What to do
Each record below must be returned exactly as shown.

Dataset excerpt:

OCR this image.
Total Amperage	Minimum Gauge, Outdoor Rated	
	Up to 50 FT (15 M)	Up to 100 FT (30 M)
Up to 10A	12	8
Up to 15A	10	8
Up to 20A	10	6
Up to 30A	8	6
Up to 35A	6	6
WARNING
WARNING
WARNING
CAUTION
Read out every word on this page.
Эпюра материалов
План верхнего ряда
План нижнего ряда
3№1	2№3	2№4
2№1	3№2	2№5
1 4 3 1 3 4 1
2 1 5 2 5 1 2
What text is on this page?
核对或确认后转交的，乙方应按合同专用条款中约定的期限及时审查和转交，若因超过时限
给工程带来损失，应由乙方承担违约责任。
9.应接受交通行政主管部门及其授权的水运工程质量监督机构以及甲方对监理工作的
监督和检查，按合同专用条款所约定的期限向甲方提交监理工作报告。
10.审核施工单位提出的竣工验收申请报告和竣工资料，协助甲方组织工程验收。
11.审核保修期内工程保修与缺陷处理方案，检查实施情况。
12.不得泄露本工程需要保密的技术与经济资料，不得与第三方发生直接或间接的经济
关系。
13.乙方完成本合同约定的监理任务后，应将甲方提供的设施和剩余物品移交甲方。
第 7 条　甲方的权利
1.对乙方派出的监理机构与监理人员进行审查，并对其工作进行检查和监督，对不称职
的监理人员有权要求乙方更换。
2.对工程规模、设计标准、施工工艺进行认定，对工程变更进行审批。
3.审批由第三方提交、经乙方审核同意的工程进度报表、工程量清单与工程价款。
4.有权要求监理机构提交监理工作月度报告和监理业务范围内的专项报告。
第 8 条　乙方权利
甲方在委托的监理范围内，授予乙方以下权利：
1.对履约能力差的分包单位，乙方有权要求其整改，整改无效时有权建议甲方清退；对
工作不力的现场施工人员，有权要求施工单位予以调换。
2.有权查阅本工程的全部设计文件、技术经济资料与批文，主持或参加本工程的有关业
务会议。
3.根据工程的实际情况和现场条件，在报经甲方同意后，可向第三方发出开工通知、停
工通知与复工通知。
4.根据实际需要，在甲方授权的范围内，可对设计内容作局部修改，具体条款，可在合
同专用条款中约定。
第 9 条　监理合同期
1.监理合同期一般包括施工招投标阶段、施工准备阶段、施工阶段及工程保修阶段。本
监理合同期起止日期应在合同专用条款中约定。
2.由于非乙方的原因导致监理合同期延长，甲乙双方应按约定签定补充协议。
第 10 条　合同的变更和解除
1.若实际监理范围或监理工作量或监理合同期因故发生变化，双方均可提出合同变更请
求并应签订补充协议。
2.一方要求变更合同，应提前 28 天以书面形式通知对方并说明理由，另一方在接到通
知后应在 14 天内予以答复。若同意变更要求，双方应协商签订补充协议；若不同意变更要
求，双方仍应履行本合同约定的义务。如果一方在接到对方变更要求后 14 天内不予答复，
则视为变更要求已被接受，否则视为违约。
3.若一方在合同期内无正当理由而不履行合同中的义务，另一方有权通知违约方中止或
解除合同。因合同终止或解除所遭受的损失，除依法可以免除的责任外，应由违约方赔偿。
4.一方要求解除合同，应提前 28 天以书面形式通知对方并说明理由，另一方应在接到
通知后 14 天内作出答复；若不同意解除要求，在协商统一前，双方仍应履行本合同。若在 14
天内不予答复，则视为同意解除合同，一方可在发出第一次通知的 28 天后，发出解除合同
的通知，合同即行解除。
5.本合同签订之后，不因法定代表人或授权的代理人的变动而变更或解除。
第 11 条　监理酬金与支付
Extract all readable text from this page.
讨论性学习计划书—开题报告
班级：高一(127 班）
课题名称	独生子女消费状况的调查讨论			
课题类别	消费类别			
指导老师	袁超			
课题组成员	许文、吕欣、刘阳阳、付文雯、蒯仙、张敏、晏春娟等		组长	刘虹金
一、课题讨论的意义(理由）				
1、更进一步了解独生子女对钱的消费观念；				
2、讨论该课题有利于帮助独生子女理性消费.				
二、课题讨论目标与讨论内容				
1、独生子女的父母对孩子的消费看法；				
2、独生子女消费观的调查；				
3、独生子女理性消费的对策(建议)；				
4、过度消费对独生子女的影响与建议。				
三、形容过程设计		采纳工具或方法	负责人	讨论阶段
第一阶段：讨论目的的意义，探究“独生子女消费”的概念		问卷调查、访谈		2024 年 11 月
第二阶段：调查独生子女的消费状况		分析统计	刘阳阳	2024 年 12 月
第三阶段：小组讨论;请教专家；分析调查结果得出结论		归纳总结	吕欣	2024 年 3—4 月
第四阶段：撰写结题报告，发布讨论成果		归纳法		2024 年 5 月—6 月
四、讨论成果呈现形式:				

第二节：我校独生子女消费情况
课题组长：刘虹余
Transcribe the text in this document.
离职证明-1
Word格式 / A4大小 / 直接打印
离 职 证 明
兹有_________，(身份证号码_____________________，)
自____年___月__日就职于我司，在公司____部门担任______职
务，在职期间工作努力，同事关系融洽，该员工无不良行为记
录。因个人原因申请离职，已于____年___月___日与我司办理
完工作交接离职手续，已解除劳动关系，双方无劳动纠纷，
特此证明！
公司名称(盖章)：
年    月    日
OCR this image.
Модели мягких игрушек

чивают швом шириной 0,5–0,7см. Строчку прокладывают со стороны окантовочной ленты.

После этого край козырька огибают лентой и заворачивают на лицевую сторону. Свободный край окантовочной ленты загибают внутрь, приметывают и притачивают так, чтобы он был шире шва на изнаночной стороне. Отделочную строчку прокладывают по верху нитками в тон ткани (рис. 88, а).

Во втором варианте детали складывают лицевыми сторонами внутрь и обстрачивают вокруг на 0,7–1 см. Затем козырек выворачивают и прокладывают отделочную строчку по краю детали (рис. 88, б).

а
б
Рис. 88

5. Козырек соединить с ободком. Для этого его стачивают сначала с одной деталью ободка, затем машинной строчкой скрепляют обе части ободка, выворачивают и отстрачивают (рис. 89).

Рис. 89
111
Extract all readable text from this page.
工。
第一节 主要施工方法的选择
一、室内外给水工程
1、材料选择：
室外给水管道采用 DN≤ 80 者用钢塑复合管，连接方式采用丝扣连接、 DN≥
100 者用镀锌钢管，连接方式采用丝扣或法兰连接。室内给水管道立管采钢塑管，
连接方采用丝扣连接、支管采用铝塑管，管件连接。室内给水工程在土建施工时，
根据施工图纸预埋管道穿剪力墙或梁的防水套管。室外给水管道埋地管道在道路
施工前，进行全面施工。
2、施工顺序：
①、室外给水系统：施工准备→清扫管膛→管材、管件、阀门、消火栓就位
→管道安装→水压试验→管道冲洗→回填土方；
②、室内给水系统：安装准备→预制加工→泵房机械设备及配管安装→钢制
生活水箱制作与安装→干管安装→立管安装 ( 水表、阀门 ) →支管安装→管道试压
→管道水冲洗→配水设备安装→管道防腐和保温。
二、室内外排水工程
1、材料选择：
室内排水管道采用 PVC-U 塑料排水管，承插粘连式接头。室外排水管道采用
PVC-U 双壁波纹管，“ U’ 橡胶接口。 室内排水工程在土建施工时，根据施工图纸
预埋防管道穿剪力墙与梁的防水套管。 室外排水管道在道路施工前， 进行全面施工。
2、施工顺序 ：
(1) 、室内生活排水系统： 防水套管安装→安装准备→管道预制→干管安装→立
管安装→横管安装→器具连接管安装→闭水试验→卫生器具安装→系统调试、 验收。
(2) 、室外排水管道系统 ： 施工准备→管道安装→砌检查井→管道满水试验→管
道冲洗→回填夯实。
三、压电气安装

Response to the task
OCR this image.
Total Amperage	Minimum Gauge, Outdoor Rated	
	Up to 50 FT (15 M)	Up to 100 FT (30 M)
Up to 10A	12	8
Up to 15A	10	8
Up to 20A	10	6
Up to 30A	8	6
Up to 35A	6	6
WARNING
WARNING
WARNING
CAUTION
Read out every word on this page.
Эпюра материалов
План верхнего ряда
План нижнего ряда
3№1	2№3	2№4
2№1	3№2	2№5
1 4 3 1 3 4 1
2 1 5 2 5 1 2
What text is on this page?
核对或确认后转交的，乙方应按合同专用条款中约定的期限及时审查和转交，若因超过时限
给工程带来损失，应由乙方承担违约责任。
9.应接受交通行政主管部门及其授权的水运工程质量监督机构以及甲方对监理工作的
监督和检查，按合同专用条款所约定的期限向甲方提交监理工作报告。
10.审核施工单位提出的竣工验收申请报告和竣工资料，协助甲方组织工程验收。
11.审核保修期内工程保修与缺陷处理方案，检查实施情况。
12.不得泄露本工程需要保密的技术与经济资料，不得与第三方发生直接或间接的经济
关系。
13.乙方完成本合同约定的监理任务后，应将甲方提供的设施和剩余物品移交甲方。
第 7 条　甲方的权利
1.对乙方派出的监理机构与监理人员进行审查，并对其工作进行检查和监督，对不称职
的监理人员有权要求乙方更换。
2.对工程规模、设计标准、施工工艺进行认定，对工程变更进行审批。
3.审批由第三方提交、经乙方审核同意的工程进度报表、工程量清单与工程价款。
4.有权要求监理机构提交监理工作月度报告和监理业务范围内的专项报告。
第 8 条　乙方权利
甲方在委托的监理范围内，授予乙方以下权利：
1.对履约能力差的分包单位，乙方有权要求其整改，整改无效时有权建议甲方清退；对
工作不力的现场施工人员，有权要求施工单位予以调换。
2.有权查阅本工程的全部设计文件、技术经济资料与批文，主持或参加本工程的有关业
务会议。
3.根据工程的实际情况和现场条件，在报经甲方同意后，可向第三方发出开工通知、停
工通知与复工通知。
4.根据实际需要，在甲方授权的范围内，可对设计内容作局部修改，具体条款，可在合
同专用条款中约定。
第 9 条　监理合同期
1.监理合同期一般包括施工招投标阶段、施工准备阶段、施工阶段及工程保修阶段。本
监理合同期起止日期应在合同专用条款中约定。
2.由于非乙方的原因导致监理合同期延长，甲乙双方应按约定签定补充协议。
第 10 条　合同的变更和解除
1.若实际监理范围或监理工作量或监理合同期因故发生变化，双方均可提出合同变更请
求并应签订补充协议。
2.一方要求变更合同，应提前 28 天以书面形式通知对方并说明理由，另一方在接到通
知后应在 14 天内予以答复。若同意变更要求，双方应协商签订补充协议；若不同意变更要
求，双方仍应履行本合同约定的义务。如果一方在接到对方变更要求后 14 天内不予答复，
则视为变更要求已被接受，否则视为违约。
3.若一方在合同期内无正当理由而不履行合同中的义务，另一方有权通知违约方中止或
解除合同。因合同终止或解除所遭受的损失，除依法可以免除的责任外，应由违约方赔偿。
4.一方要求解除合同，应提前 28 天以书面形式通知对方并说明理由，另一方应在接到
通知后 14 天内作出答复；若不同意解除要求，在协商统一前，双方仍应履行本合同。若在 14
天内不予答复，则视为同意解除合同，一方可在发出第一次通知的 28 天后，发出解除合同
的通知，合同即行解除。
5.本合同签订之后，不因法定代表人或授权的代理人的变动而变更或解除。
第 11 条　监理酬金与支付
Extract all readable text from this page.
讨论性学习计划书—开题报告
班级：高一(127 班）
课题名称	独生子女消费状况的调查讨论			
课题类别	消费类别			
指导老师	袁超			
课题组成员	许文、吕欣、刘阳阳、付文雯、蒯仙、张敏、晏春娟等		组长	刘虹金
一、课题讨论的意义(理由）				
1、更进一步了解独生子女对钱的消费观念；				
2、讨论该课题有利于帮助独生子女理性消费.				
二、课题讨论目标与讨论内容				
1、独生子女的父母对孩子的消费看法；				
2、独生子女消费观的调查；				
3、独生子女理性消费的对策(建议)；				
4、过度消费对独生子女的影响与建议。				
三、形容过程设计		采纳工具或方法	负责人	讨论阶段
第一阶段：讨论目的的意义，探究“独生子女消费”的概念		问卷调查、访谈		2024 年 11 月
第二阶段：调查独生子女的消费状况		分析统计	刘阳阳	2024 年 12 月
第三阶段：小组讨论;请教专家；分析调查结果得出结论		归纳总结	吕欣	2024 年 3—4 月
第四阶段：撰写结题报告，发布讨论成果		归纳法		2024 年 5 月—6 月
四、讨论成果呈现形式:				

第二节：我校独生子女消费情况
课题组长：刘虹余
Transcribe the text in this document.
离职证明-1
Word格式 / A4大小 / 直接打印
离 职 证 明
兹有_________，(身份证号码_____________________，)
自____年___月__日就职于我司，在公司____部门担任______职
务，在职期间工作努力，同事关系融洽，该员工无不良行为记
录。因个人原因申请离职，已于____年___月___日与我司办理
完工作交接离职手续，已解除劳动关系，双方无劳动纠纷，
特此证明！
公司名称(盖章)：
年    月    日
OCR this image.
Модели мягких игрушек

чивают швом шириной 0,5–0,7см. Строчку прокладывают со стороны окантовочной ленты.

После этого край козырька огибают лентой и заворачивают на лицевую сторону. Свободный край окантовочной ленты загибают внутрь, приметывают и притачивают так, чтобы он был шире шва на изнаночной стороне. Отделочную строчку прокладывают по верху нитками в тон ткани (рис. 88, а).

Во втором варианте детали складывают лицевыми сторонами внутрь и обстрачивают вокруг на 0,7–1 см. Затем козырек выворачивают и прокладывают отделочную строчку по краю детали (рис. 88, б).

а
б
Рис. 88

5. Козырек соединить с ободком. Для этого его стачивают сначала с одной деталью ободка, затем машинной строчкой скрепляют обе части ободка, выворачивают и отстрачивают (рис. 89).

Рис. 89
111
Extract all readable text from this page.
工。
第一节 主要施工方法的选择
一、室内外给水工程
1、材料选择：
室外给水管道采用 DN≤ 80 者用钢塑复合管，连接方式采用丝扣连接、 DN≥
100 者用镀锌钢管，连接方式采用丝扣或法兰连接。室内给水管道立管采钢塑管，
连接方采用丝扣连接、支管采用铝塑管，管件连接。室内给水工程在土建施工时，
根据施工图纸预埋管道穿剪力墙或梁的防水套管。室外给水管道埋地管道在道路
施工前，进行全面施工。
2、施工顺序：
①、室外给水系统：施工准备→清扫管膛→管材、管件、阀门、消火栓就位
→管道安装→水压试验→管道冲洗→回填土方；
②、室内给水系统：安装准备→预制加工→泵房机械设备及配管安装→钢制
生活水箱制作与安装→干管安装→立管安装 ( 水表、阀门 ) →支管安装→管道试压
→管道水冲洗→配水设备安装→管道防腐和保温。
二、室内外排水工程
1、材料选择：
室内排水管道采用 PVC-U 塑料排水管，承插粘连式接头。室外排水管道采用
PVC-U 双壁波纹管，“ U’ 橡胶接口。 室内排水工程在土建施工时，根据施工图纸
预埋防管道穿剪力墙与梁的防水套管。 室外排水管道在道路施工前， 进行全面施工。
2、施工顺序 ：
(1) 、室内生活排水系统： 防水套管安装→安装准备→管道预制→干管安装→立
管安装→横管安装→器具连接管安装→闭水试验→卫生器具安装→系统调试、 验收。
(2) 、室外排水管道系统 ： 施工准备→管道安装→砌检查井→管道满水试验→管
道冲洗→回填夯实。
三、压电气安装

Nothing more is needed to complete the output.